PROVIDED DATA:
*** Block opens ***

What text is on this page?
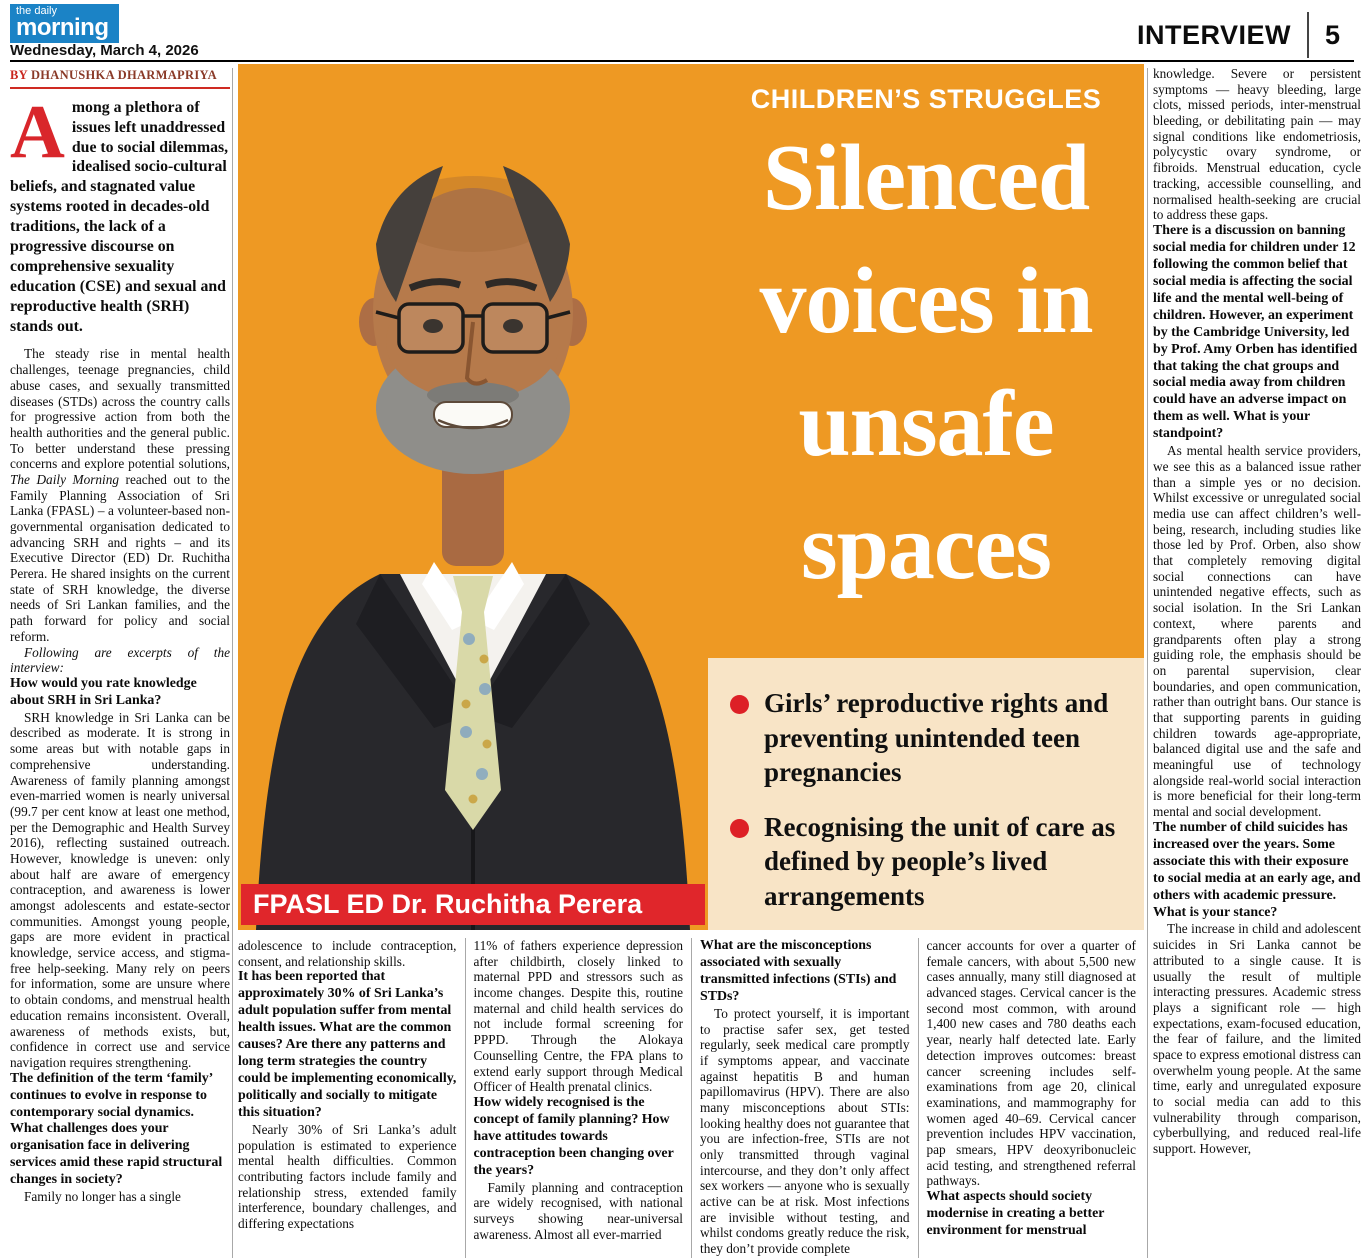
the daily
morning
Wednesday, March 4, 2026
INTERVIEW 5
BY DHANUSHKA DHARMAPRIYA
Among a plethora of issues left unaddressed due to social dilemmas, idealised socio-cultural beliefs, and stagnated value systems rooted in decades-old traditions, the lack of a progressive discourse on comprehensive sexuality education (CSE) and sexual and reproductive health (SRH) stands out.

The steady rise in mental health challenges, teenage pregnancies, child abuse cases, and sexually transmitted diseases (STDs) across the country calls for progressive action from both the health authorities and the general public. To better understand these pressing concerns and explore potential solutions, The Daily Morning reached out to the Family Planning Association of Sri Lanka (FPASL) – a volunteer-based non-governmental organisation dedicated to advancing SRH and rights – and its Executive Director (ED) Dr. Ruchitha Perera. He shared insights on the current state of SRH knowledge, the diverse needs of Sri Lankan families, and the path forward for policy and social reform.

Following are excerpts of the interview:

How would you rate knowledge about SRH in Sri Lanka?

SRH knowledge in Sri Lanka can be described as moderate. It is strong in some areas but with notable gaps in comprehensive understanding. Awareness of family planning amongst even-married women is nearly universal (99.7 per cent know at least one method, per the Demographic and Health Survey 2016), reflecting sustained outreach. However, knowledge is uneven: only about half are aware of emergency contraception, and awareness is lower amongst adolescents and estate-sector communities. Amongst young people, gaps are more evident in practical knowledge, service access, and stigma-free help-seeking. Many rely on peers for information, some are unsure where to obtain condoms, and menstrual health education remains inconsistent. Overall, awareness of methods exists, but, confidence in correct use and service navigation requires strengthening.

The definition of the term ‘family’ continues to evolve in response to contemporary social dynamics. What challenges does your organisation face in delivering services amid these rapid structural changes in society?

Family no longer has a single

FPASL ED Dr. Ruchitha Perera
CHILDREN’S STRUGGLES
Silenced
voices in
unsafe
spaces
Girls’ reproductive rights and preventing unintended teen pregnancies
Recognising the unit of care as defined by people’s lived arrangements

adolescence to include contraception, consent, and relationship skills.

It has been reported that approximately 30% of Sri Lanka’s adult population suffer from mental health issues. What are the common causes? Are there any patterns and long term strategies the country could be implementing economically, politically and socially to mitigate this situation?

Nearly 30% of Sri Lanka’s adult population is estimated to experience mental health difficulties. Common contributing factors include family and relationship stress, extended family interference, boundary challenges, and differing expectations

11% of fathers experience depression after childbirth, closely linked to maternal PPD and stressors such as income changes. Despite this, routine maternal and child health services do not include formal screening for PPPD. Through the Alokaya Counselling Centre, the FPA plans to extend early support through Medical Officer of Health prenatal clinics.

How widely recognised is the concept of family planning? How have attitudes towards contraception been changing over the years?

Family planning and contraception are widely recognised, with national surveys showing near-universal awareness. Almost all ever-married

What are the misconceptions associated with sexually transmitted infections (STIs) and STDs?

To protect yourself, it is important to practise safer sex, get tested regularly, seek medical care promptly if symptoms appear, and vaccinate against hepatitis B and human papillomavirus (HPV). There are also many misconceptions about STIs: looking healthy does not guarantee that you are infection-free, STIs are not only transmitted through vaginal intercourse, and they don’t only affect sex workers — anyone who is sexually active can be at risk. Most infections are invisible without testing, and whilst condoms greatly reduce the risk, they don’t provide complete

cancer accounts for over a quarter of female cancers, with about 5,500 new cases annually, many still diagnosed at advanced stages. Cervical cancer is the second most common, with around 1,400 new cases and 780 deaths each year, nearly half detected late. Early detection improves outcomes: breast cancer screening includes self-examinations from age 20, clinical examinations, and mammography for women aged 40–69. Cervical cancer prevention includes HPV vaccination, pap smears, HPV deoxyribonucleic acid testing, and strengthened referral pathways.

What aspects should society modernise in creating a better environment for menstrual

knowledge. Severe or persistent symptoms — heavy bleeding, large clots, missed periods, inter-menstrual bleeding, or debilitating pain — may signal conditions like endometriosis, polycystic ovary syndrome, or fibroids. Menstrual education, cycle tracking, accessible counselling, and normalised health-seeking are crucial to address these gaps.

There is a discussion on banning social media for children under 12 following the common belief that social media is affecting the social life and the mental well-being of children. However, an experiment by the Cambridge University, led by Prof. Amy Orben has identified that taking the chat groups and social media away from children could have an adverse impact on them as well. What is your standpoint?

As mental health service providers, we see this as a balanced issue rather than a simple yes or no decision. Whilst excessive or unregulated social media use can affect children’s well-being, research, including studies like those led by Prof. Orben, also show that completely removing digital social connections can have unintended negative effects, such as social isolation. In the Sri Lankan context, where parents and grandparents often play a strong guiding role, the emphasis should be on parental supervision, clear boundaries, and open communication, rather than outright bans. Our stance is that supporting parents in guiding children towards age-appropriate, balanced digital use and the safe and meaningful use of technology alongside real-world social interaction is more beneficial for their long-term mental and social development.

The number of child suicides has increased over the years. Some associate this with their exposure to social media at an early age, and others with academic pressure. What is your stance?

The increase in child and adolescent suicides in Sri Lanka cannot be attributed to a single cause. It is usually the result of multiple interacting pressures. Academic stress plays a significant role — high expectations, exam-focused education, the fear of failure, and the limited space to express emotional distress can overwhelm young people. At the same time, early and unregulated exposure to social media can add to this vulnerability through comparison, cyberbullying, and reduced real-life support. However,
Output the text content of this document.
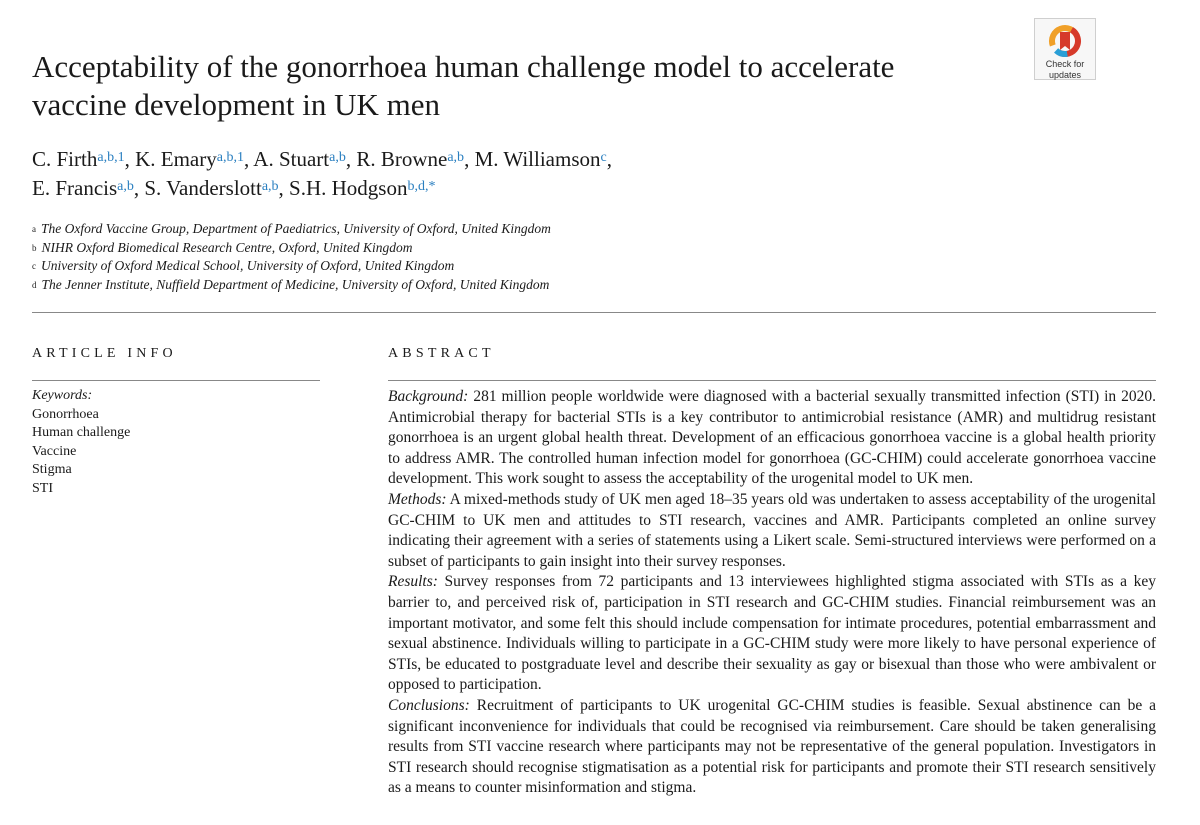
Acceptability of the gonorrhoea human challenge model to accelerate vaccine development in UK men
Check for
updates
C. Firth$^{a,b,1}$, K. Emary$^{a,b,1}$, A. Stuart$^{a,b}$, R. Browne$^{a,b}$, M. Williamson$^c$,
E. Francis$^{a,b}$, S. Vanderslott$^{a,b}$, S.H. Hodgson$^{b,d,*}$
$^a$ The Oxford Vaccine Group, Department of Paediatrics, University of Oxford, United Kingdom
$^b$ NIHR Oxford Biomedical Research Centre, Oxford, United Kingdom
$^c$ University of Oxford Medical School, University of Oxford, United Kingdom
$^d$ The Jenner Institute, Nuffield Department of Medicine, University of Oxford, United Kingdom
ARTICLE INFO	ABSTRACT
Keywords:
Gonorrhoea
Human challenge
Vaccine
Stigma
STI

Background: 281 million people worldwide were diagnosed with a bacterial sexually transmitted infection (STI) in 2020. Antimicrobial therapy for bacterial STIs is a key contributor to antimicrobial resistance (AMR) and multidrug resistant gonorrhoea is an urgent global health threat. Development of an efficacious gonorrhoea vaccine is a global health priority to address AMR. The controlled human infection model for gonorrhoea (GC-CHIM) could accelerate gonorrhoea vaccine development. This work sought to assess the acceptability of the urogenital model to UK men.

Methods: A mixed-methods study of UK men aged 18–35 years old was undertaken to assess acceptability of the urogenital GC-CHIM to UK men and attitudes to STI research, vaccines and AMR. Participants completed an online survey indicating their agreement with a series of statements using a Likert scale. Semi-structured interviews were performed on a subset of participants to gain insight into their survey responses.

Results: Survey responses from 72 participants and 13 interviewees highlighted stigma associated with STIs as a key barrier to, and perceived risk of, participation in STI research and GC-CHIM studies. Financial reimbursement was an important motivator, and some felt this should include compensation for intimate procedures, potential embarrassment and sexual abstinence. Individuals willing to participate in a GC-CHIM study were more likely to have personal experience of STIs, be educated to postgraduate level and describe their sexuality as gay or bisexual than those who were ambivalent or opposed to participation.

Conclusions: Recruitment of participants to UK urogenital GC-CHIM studies is feasible. Sexual abstinence can be a significant inconvenience for individuals that could be recognised via reimbursement. Care should be taken generalising results from STI vaccine research where participants may not be representative of the general population. Investigators in STI research should recognise stigmatisation as a potential risk for participants and promote their STI research sensitively as a means to counter misinformation and stigma.
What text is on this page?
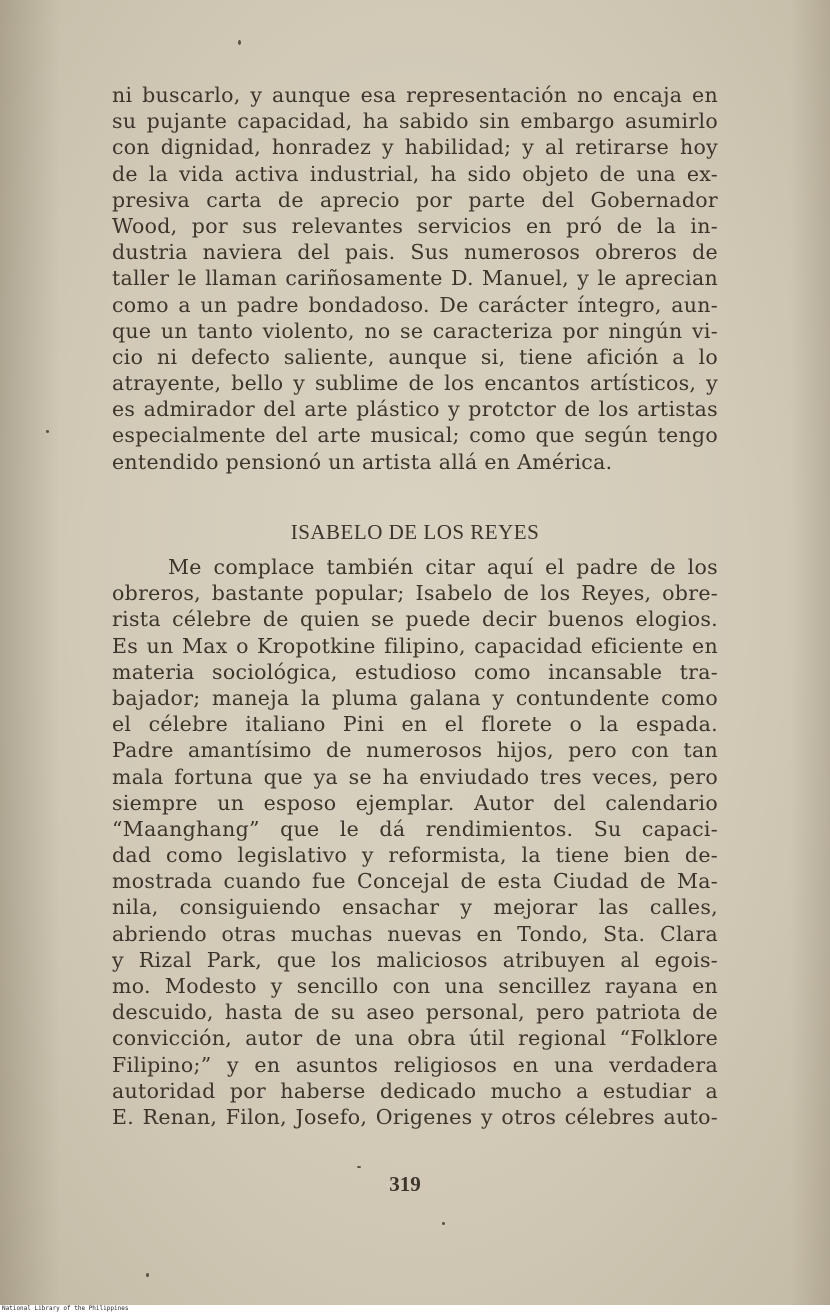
ni buscarlo, y aunque esa representación no encaja en
su pujante capacidad, ha sabido sin embargo asumirlo
con dignidad, honradez y habilidad; y al retirarse hoy
de la vida activa industrial, ha sido objeto de una ex-
presiva carta de aprecio por parte del Gobernador
Wood, por sus relevantes servicios en pró de la in-
dustria naviera del pais. Sus numerosos obreros de
taller le llaman cariñosamente D. Manuel, y le aprecian
como a un padre bondadoso. De carácter íntegro, aun-
que un tanto violento, no se caracteriza por ningún vi-
cio ni defecto saliente, aunque si, tiene afición a lo
atrayente, bello y sublime de los encantos artísticos, y
es admirador del arte plástico y protctor de los artistas
especialmente del arte musical; como que según tengo
entendido pensionó un artista allá en América.
ISABELO DE LOS REYES
Me complace también citar aquí el padre de los
obreros, bastante popular; Isabelo de los Reyes, obre-
rista célebre de quien se puede decir buenos elogios.
Es un Max o Kropotkine filipino, capacidad eficiente en
materia sociológica, estudioso como incansable tra-
bajador; maneja la pluma galana y contundente como
el célebre italiano Pini en el florete o la espada.
Padre amantísimo de numerosos hijos, pero con tan
mala fortuna que ya se ha enviudado tres veces, pero
siempre un esposo ejemplar. Autor del calendario
“Maanghang” que le dá rendimientos. Su capaci-
dad como legislativo y reformista, la tiene bien de-
mostrada cuando fue Concejal de esta Ciudad de Ma-
nila, consiguiendo ensachar y mejorar las calles,
abriendo otras muchas nuevas en Tondo, Sta. Clara
y Rizal Park, que los maliciosos atribuyen al egois-
mo. Modesto y sencillo con una sencillez rayana en
descuido, hasta de su aseo personal, pero patriota de
convicción, autor de una obra útil regional “Folklore
Filipino;” y en asuntos religiosos en una verdadera
autoridad por haberse dedicado mucho a estudiar a
E. Renan, Filon, Josefo, Origenes y otros célebres auto-
319
National Library of the Philippines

*** Block closes ***

PROBLEM TO WORK ON:
Go through the listing above and locate each line that holds the word "could". Copy those lines.

ANSWER SPACE:
It has been reported that approximately 30% of Sri Lanka’s adult population suffer from mental health issues. What are the common causes? Are there any patterns and long term strategies the country could be implementing economically, politically and socially to mitigate this situation?
There is a discussion on banning social media for children under 12 following the common belief that social media is affecting the social life and the mental well-being of children. However, an experiment by the Cambridge University, led by Prof. Amy Orben has identified that taking the chat groups and social media away from children could have an adverse impact on them as well. What is your standpoint?
Background: 281 million people worldwide were diagnosed with a bacterial sexually transmitted infection (STI) in 2020. Antimicrobial therapy for bacterial STIs is a key contributor to antimicrobial resistance (AMR) and multidrug resistant gonorrhoea is an urgent global health threat. Development of an efficacious gonorrhoea vaccine is a global health priority to address AMR. The controlled human infection model for gonorrhoea (GC-CHIM) could accelerate gonorrhoea vaccine development. This work sought to assess the acceptability of the urogenital model to UK men.
Conclusions: Recruitment of participants to UK urogenital GC-CHIM studies is feasible. Sexual abstinence can be a significant inconvenience for individuals that could be recognised via reimbursement. Care should be taken generalising results from STI vaccine research where participants may not be representative of the general population. Investigators in STI research should recognise stigmatisation as a potential risk for participants and promote their STI research sensitively as a means to counter misinformation and stigma.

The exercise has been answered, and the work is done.